- **Work required**:
Output each entry that follows exactly. Images stay out.

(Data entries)

-- Start --

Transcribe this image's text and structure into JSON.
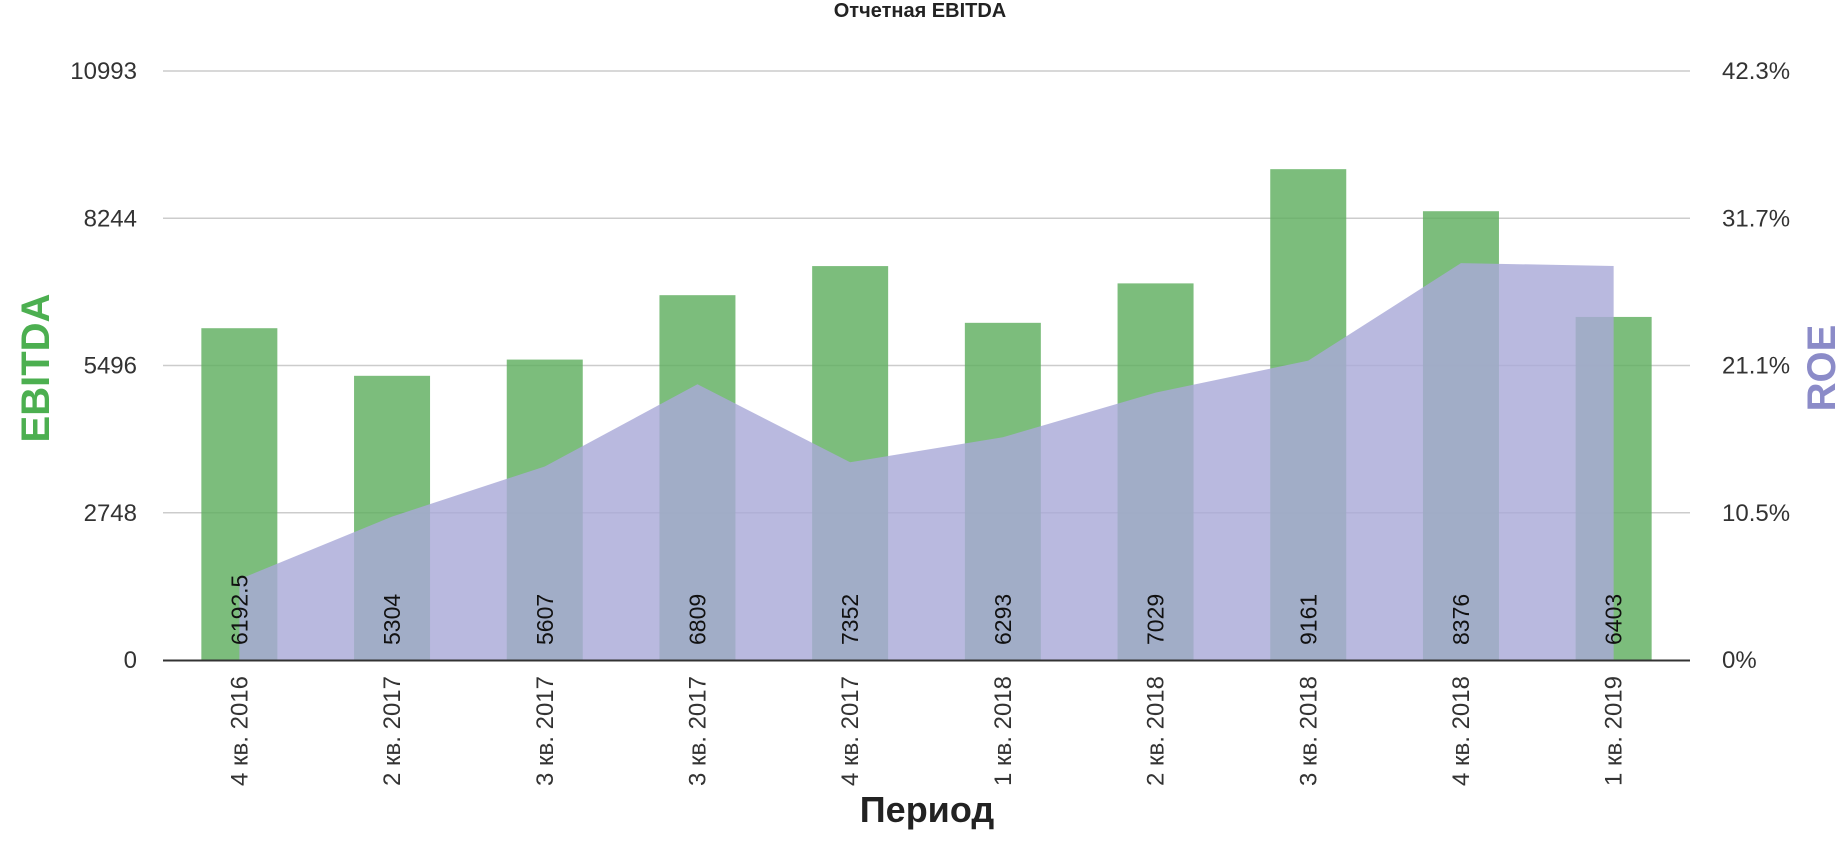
{
  "chart_data": {
    "type": "bar",
    "title": "Отчетная EBITDA",
    "xlabel": "Период",
    "ylabel": "EBITDA",
    "y2label": "ROE",
    "categories": [
      "4 кв. 2016",
      "2 кв. 2017",
      "3 кв. 2017",
      "3 кв. 2017",
      "4 кв. 2017",
      "1 кв. 2018",
      "2 кв. 2018",
      "3 кв. 2018",
      "4 кв. 2018",
      "1 кв. 2019"
    ],
    "series": [
      {
        "name": "EBITDA",
        "type": "bar",
        "axis": "left",
        "color": "#5fae5f",
        "values": [
          6192.5,
          5304,
          5607,
          6809,
          7352,
          6293,
          7029,
          9161,
          8376,
          6403
        ],
        "labels": [
          "6192.5",
          "5304",
          "5607",
          "6809",
          "7352",
          "6293",
          "7029",
          "9161",
          "8376",
          "6403"
        ]
      },
      {
        "name": "ROE",
        "type": "area",
        "axis": "right",
        "color": "#a9a9d8",
        "values": [
          5.8,
          10.3,
          13.9,
          19.8,
          14.2,
          16.0,
          19.2,
          21.5,
          28.5,
          28.3
        ]
      }
    ],
    "ylim": [
      0,
      10993
    ],
    "y2lim": [
      0,
      42.3
    ],
    "yticks": [
      "0",
      "2748",
      "5496",
      "8244",
      "10993"
    ],
    "y2ticks": [
      "0%",
      "10.5%",
      "21.1%",
      "31.7%",
      "42.3%"
    ],
    "grid": true,
    "legend": "none"
  },
  "colors": {
    "ebitda_axis_title": "#4caf50",
    "roe_axis_title": "#8b8bc8",
    "gridline": "#cccccc",
    "baseline": "#333333"
  }
}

-- End --

- **Completed task**:
Transcribe this image's text and structure into JSON.
{
  "chart_data": {
    "type": "bar",
    "title": "Отчетная EBITDA",
    "xlabel": "Период",
    "ylabel": "EBITDA",
    "y2label": "ROE",
    "categories": [
      "4 кв. 2016",
      "2 кв. 2017",
      "3 кв. 2017",
      "3 кв. 2017",
      "4 кв. 2017",
      "1 кв. 2018",
      "2 кв. 2018",
      "3 кв. 2018",
      "4 кв. 2018",
      "1 кв. 2019"
    ],
    "series": [
      {
        "name": "EBITDA",
        "type": "bar",
        "axis": "left",
        "color": "#5fae5f",
        "values": [
          6192.5,
          5304,
          5607,
          6809,
          7352,
          6293,
          7029,
          9161,
          8376,
          6403
        ],
        "labels": [
          "6192.5",
          "5304",
          "5607",
          "6809",
          "7352",
          "6293",
          "7029",
          "9161",
          "8376",
          "6403"
        ]
      },
      {
        "name": "ROE",
        "type": "area",
        "axis": "right",
        "color": "#a9a9d8",
        "values": [
          5.8,
          10.3,
          13.9,
          19.8,
          14.2,
          16.0,
          19.2,
          21.5,
          28.5,
          28.3
        ]
      }
    ],
    "ylim": [
      0,
      10993
    ],
    "y2lim": [
      0,
      42.3
    ],
    "yticks": [
      "0",
      "2748",
      "5496",
      "8244",
      "10993"
    ],
    "y2ticks": [
      "0%",
      "10.5%",
      "21.1%",
      "31.7%",
      "42.3%"
    ],
    "grid": true,
    "legend": "none"
  },
  "colors": {
    "ebitda_axis_title": "#4caf50",
    "roe_axis_title": "#8b8bc8",
    "gridline": "#cccccc",
    "baseline": "#333333"
  }
}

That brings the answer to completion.